### TASK PROMPT
The data below should be retyped exactly, with the pictures left out.

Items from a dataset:
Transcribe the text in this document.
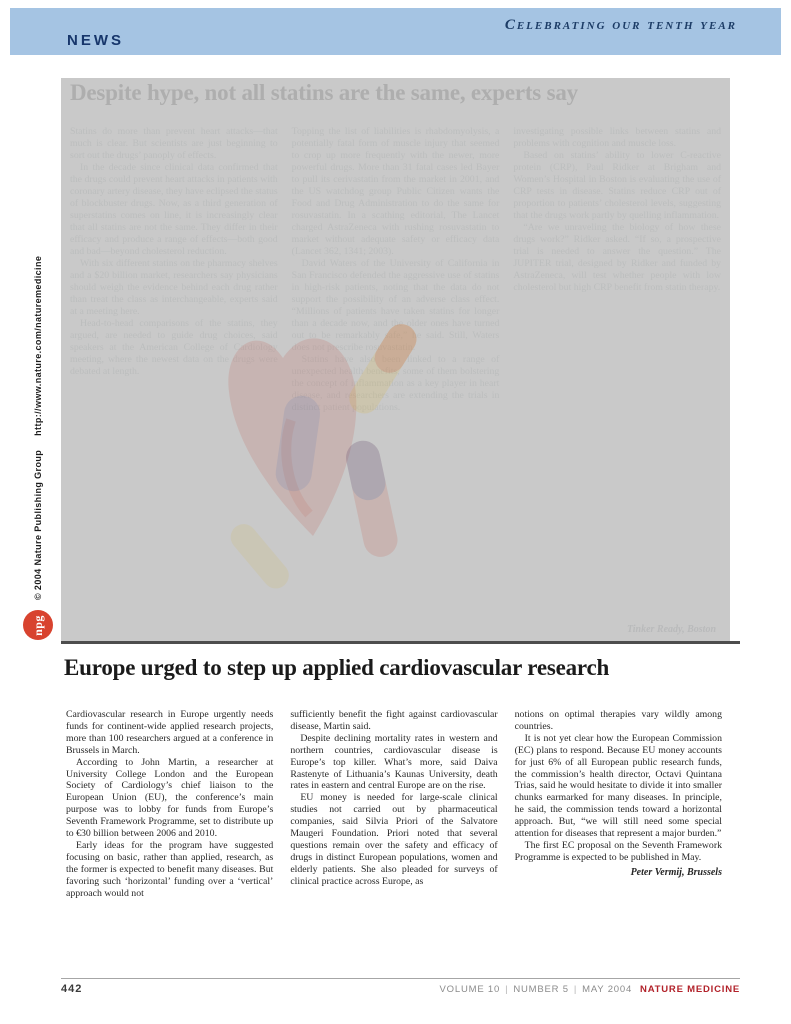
NEWS
Celebrating our tenth year
© 2004 Nature Publishing Grouphttp://www.nature.com/naturemedicine
npg
Despite hype, not all statins are the same, experts say

Statins do more than prevent heart attacks—that much is clear. But scientists are just beginning to sort out the drugs’ panoply of effects.

In the decade since clinical data confirmed that the drugs could prevent heart attacks in patients with coronary artery disease, they have eclipsed the status of blockbuster drugs. Now, as a third generation of superstatins comes on line, it is increasingly clear that all statins are not the same. They differ in their efficacy and produce a range of effects—both good and bad—beyond cholesterol reduction.

With six different statins on the pharmacy shelves and a $20 billion market, researchers say physicians should weigh the evidence behind each drug rather than treat the class as interchangeable, experts said at a meeting here.

Head-to-head comparisons of the statins, they argued, are needed to guide drug choices, said speakers at the American College of Cardiology meeting, where the newest data on the drugs were debated at length.

Topping the list of liabilities is rhabdomyolysis, a potentially fatal form of muscle injury that seemed to crop up more frequently with the newer, more powerful drugs. More than 31 fatal cases led Bayer to pull its cerivastatin from the market in 2001, and the US watchdog group Public Citizen wants the Food and Drug Administration to do the same for rosuvastatin. In a scathing editorial, The Lancet charged AstraZeneca with rushing rosuvastatin to market without adequate safety or efficacy data (Lancet 362, 1341; 2003).

David Waters of the University of California in San Francisco defended the aggressive use of statins in high-risk patients, noting that the data do not support the possibility of an adverse class effect. “Millions of patients have taken statins for longer than a decade now, and the older ones have turned out to be remarkably safe,” he said. Still, Waters does not prescribe rosuvastatin.

Statins have also been linked to a range of unexpected health benefits, some of them bolstering the concept of inflammation as a key player in heart disease, and researchers are extending the trials in distinct patient populations.

investigating possible links between statins and problems with cognition and muscle loss.

Based on statins’ ability to lower C-reactive protein (CRP), Paul Ridker at Brigham and Women’s Hospital in Boston is evaluating the use of CRP tests in disease. Statins reduce CRP out of proportion to patients’ cholesterol levels, suggesting that the drugs work partly by quelling inflammation.

“Are we unraveling the biology of how these drugs work?” Ridker asked. “If so, a prospective trial is needed to answer the question.” The JUPITER trial, designed by Ridker and funded by AstraZeneca, will test whether people with low cholesterol but high CRP benefit from statin therapy.

Tinker Ready, Boston
Europe urged to step up applied cardiovascular research

Cardiovascular research in Europe urgently needs funds for continent-wide applied research projects, more than 100 researchers argued at a conference in Brussels in March.

According to John Martin, a researcher at University College London and the European Society of Cardiology’s chief liaison to the European Union (EU), the conference’s main purpose was to lobby for funds from Europe’s Seventh Framework Programme, set to distribute up to €30 billion between 2006 and 2010.

Early ideas for the program have suggested focusing on basic, rather than applied, research, as the former is expected to benefit many diseases. But favoring such ‘horizontal’ funding over a ‘vertical’ approach would not

sufficiently benefit the fight against cardiovascular disease, Martin said.

Despite declining mortality rates in western and northern countries, cardiovascular disease is Europe’s top killer. What’s more, said Daiva Rastenyte of Lithuania’s Kaunas University, death rates in eastern and central Europe are on the rise.

EU money is needed for large-scale clinical studies not carried out by pharmaceutical companies, said Silvia Priori of the Salvatore Maugeri Foundation. Priori noted that several questions remain over the safety and efficacy of drugs in distinct European populations, women and elderly patients. She also pleaded for surveys of clinical practice across Europe, as

notions on optimal therapies vary wildly among countries.

It is not yet clear how the European Commission (EC) plans to respond. Because EU money accounts for just 6% of all European public research funds, the commission’s health director, Octavi Quintana Trias, said he would hesitate to divide it into smaller chunks earmarked for many diseases. In principle, he said, the commission tends toward a horizontal approach. But, “we will still need some special attention for diseases that represent a major burden.”

The first EC proposal on the Seventh Framework Programme is expected to be published in May.

Peter Vermij, Brussels
442	VOLUME 10 | NUMBER 5 | MAY 2004 NATURE MEDICINE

### RESULT
Transcribe the text in this document.
NEWS
Celebrating our tenth year
© 2004 Nature Publishing Grouphttp://www.nature.com/naturemedicine
npg
Despite hype, not all statins are the same, experts say

Statins do more than prevent heart attacks—that much is clear. But scientists are just beginning to sort out the drugs’ panoply of effects.

In the decade since clinical data confirmed that the drugs could prevent heart attacks in patients with coronary artery disease, they have eclipsed the status of blockbuster drugs. Now, as a third generation of superstatins comes on line, it is increasingly clear that all statins are not the same. They differ in their efficacy and produce a range of effects—both good and bad—beyond cholesterol reduction.

With six different statins on the pharmacy shelves and a $20 billion market, researchers say physicians should weigh the evidence behind each drug rather than treat the class as interchangeable, experts said at a meeting here.

Head-to-head comparisons of the statins, they argued, are needed to guide drug choices, said speakers at the American College of Cardiology meeting, where the newest data on the drugs were debated at length.

Topping the list of liabilities is rhabdomyolysis, a potentially fatal form of muscle injury that seemed to crop up more frequently with the newer, more powerful drugs. More than 31 fatal cases led Bayer to pull its cerivastatin from the market in 2001, and the US watchdog group Public Citizen wants the Food and Drug Administration to do the same for rosuvastatin. In a scathing editorial, The Lancet charged AstraZeneca with rushing rosuvastatin to market without adequate safety or efficacy data (Lancet 362, 1341; 2003).

David Waters of the University of California in San Francisco defended the aggressive use of statins in high-risk patients, noting that the data do not support the possibility of an adverse class effect. “Millions of patients have taken statins for longer than a decade now, and the older ones have turned out to be remarkably safe,” he said. Still, Waters does not prescribe rosuvastatin.

Statins have also been linked to a range of unexpected health benefits, some of them bolstering the concept of inflammation as a key player in heart disease, and researchers are extending the trials in distinct patient populations.

investigating possible links between statins and problems with cognition and muscle loss.

Based on statins’ ability to lower C-reactive protein (CRP), Paul Ridker at Brigham and Women’s Hospital in Boston is evaluating the use of CRP tests in disease. Statins reduce CRP out of proportion to patients’ cholesterol levels, suggesting that the drugs work partly by quelling inflammation.

“Are we unraveling the biology of how these drugs work?” Ridker asked. “If so, a prospective trial is needed to answer the question.” The JUPITER trial, designed by Ridker and funded by AstraZeneca, will test whether people with low cholesterol but high CRP benefit from statin therapy.

Tinker Ready, Boston
Europe urged to step up applied cardiovascular research

Cardiovascular research in Europe urgently needs funds for continent-wide applied research projects, more than 100 researchers argued at a conference in Brussels in March.

According to John Martin, a researcher at University College London and the European Society of Cardiology’s chief liaison to the European Union (EU), the conference’s main purpose was to lobby for funds from Europe’s Seventh Framework Programme, set to distribute up to €30 billion between 2006 and 2010.

Early ideas for the program have suggested focusing on basic, rather than applied, research, as the former is expected to benefit many diseases. But favoring such ‘horizontal’ funding over a ‘vertical’ approach would not

sufficiently benefit the fight against cardiovascular disease, Martin said.

Despite declining mortality rates in western and northern countries, cardiovascular disease is Europe’s top killer. What’s more, said Daiva Rastenyte of Lithuania’s Kaunas University, death rates in eastern and central Europe are on the rise.

EU money is needed for large-scale clinical studies not carried out by pharmaceutical companies, said Silvia Priori of the Salvatore Maugeri Foundation. Priori noted that several questions remain over the safety and efficacy of drugs in distinct European populations, women and elderly patients. She also pleaded for surveys of clinical practice across Europe, as

notions on optimal therapies vary wildly among countries.

It is not yet clear how the European Commission (EC) plans to respond. Because EU money accounts for just 6% of all European public research funds, the commission’s health director, Octavi Quintana Trias, said he would hesitate to divide it into smaller chunks earmarked for many diseases. In principle, he said, the commission tends toward a horizontal approach. But, “we will still need some special attention for diseases that represent a major burden.”

The first EC proposal on the Seventh Framework Programme is expected to be published in May.

Peter Vermij, Brussels
442	VOLUME 10 | NUMBER 5 | MAY 2004 NATURE MEDICINE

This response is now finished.